Pull every "Interpretation" line out of the data below.
— START OF Material provided —
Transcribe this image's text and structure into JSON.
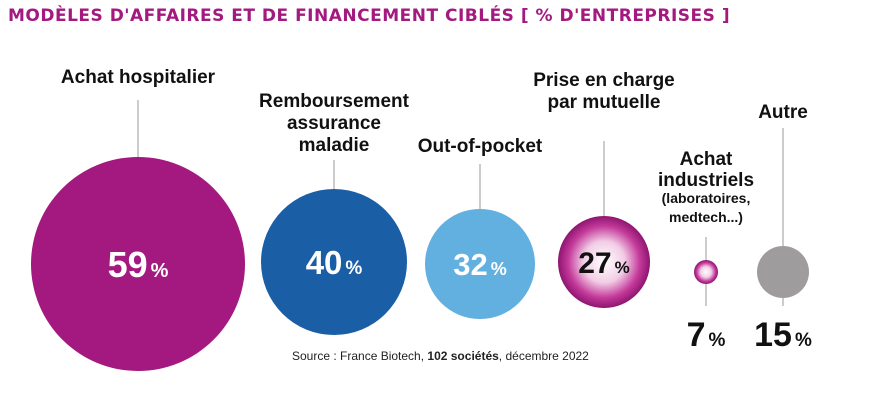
{
  "title": "MODÈLES D'AFFAIRES ET DE FINANCEMENT CIBLÉS [ % D'ENTREPRISES ]",
  "source": {
    "prefix": "Source : France Biotech, ",
    "bold": "102 sociétés",
    "suffix": ", décembre 2022"
  },
  "chart_data": {
    "type": "bubble",
    "unit": "%",
    "categories": [
      "Achat hospitalier",
      "Remboursement assurance maladie",
      "Out-of-pocket",
      "Prise en charge par mutuelle",
      "Achat industriels",
      "Autre"
    ],
    "values": [
      59,
      40,
      32,
      27,
      7,
      15
    ],
    "subtitles": [
      "",
      "",
      "",
      "",
      "(laboratoires, medtech...)",
      ""
    ],
    "colors": [
      "#a3197f",
      "#1a5ea6",
      "#62b0e0",
      "#b0208a",
      "#b0208a",
      "#9e9c9d"
    ]
  }
}
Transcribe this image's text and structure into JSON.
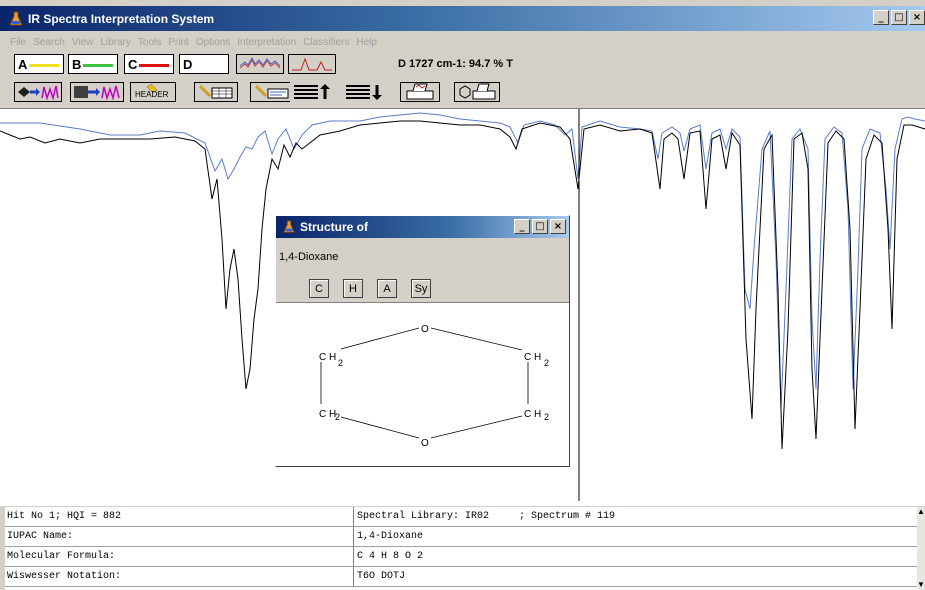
{
  "window": {
    "title": "IR Spectra Interpretation System",
    "min": "_",
    "max": "□",
    "close": "×"
  },
  "menu": [
    "File",
    "Search",
    "View",
    "Library",
    "Tools",
    "Print",
    "Options",
    "Interpretation",
    "Classifiers",
    "Help"
  ],
  "toolbar1": {
    "slots": [
      {
        "label": "A",
        "color": "#f0e020"
      },
      {
        "label": "B",
        "color": "#40c040"
      },
      {
        "label": "C",
        "color": "#e01010"
      },
      {
        "label": "D",
        "color": ""
      }
    ],
    "readout": "D  1727 cm-1: 94.7 % T"
  },
  "toolbar2": {
    "header_label": "HEADER"
  },
  "structure_dialog": {
    "title": "Structure of",
    "compound": "1,4-Dioxane",
    "atom_buttons": [
      "C",
      "H",
      "A",
      "Sy"
    ],
    "atoms": {
      "o": "O",
      "ch": "C H",
      "sub": "2"
    }
  },
  "info": {
    "rows": [
      {
        "label": "Hit No 1; HQI = 882",
        "value": "Spectral Library: IR02     ; Spectrum # 119"
      },
      {
        "label": "IUPAC Name:",
        "value": "1,4-Dioxane"
      },
      {
        "label": "Molecular Formula:",
        "value": "C 4 H 8 O 2"
      },
      {
        "label": "Wiswesser Notation:",
        "value": "T6O DOTJ"
      }
    ]
  },
  "colors": {
    "spectrum_a": "#000000",
    "spectrum_b": "#5a7cc8",
    "cursor": "#000000"
  }
}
— END OF Material provided —
● **Response to this exercise**
    "title": "IR Spectra Interpretation System",
    "Interpretation",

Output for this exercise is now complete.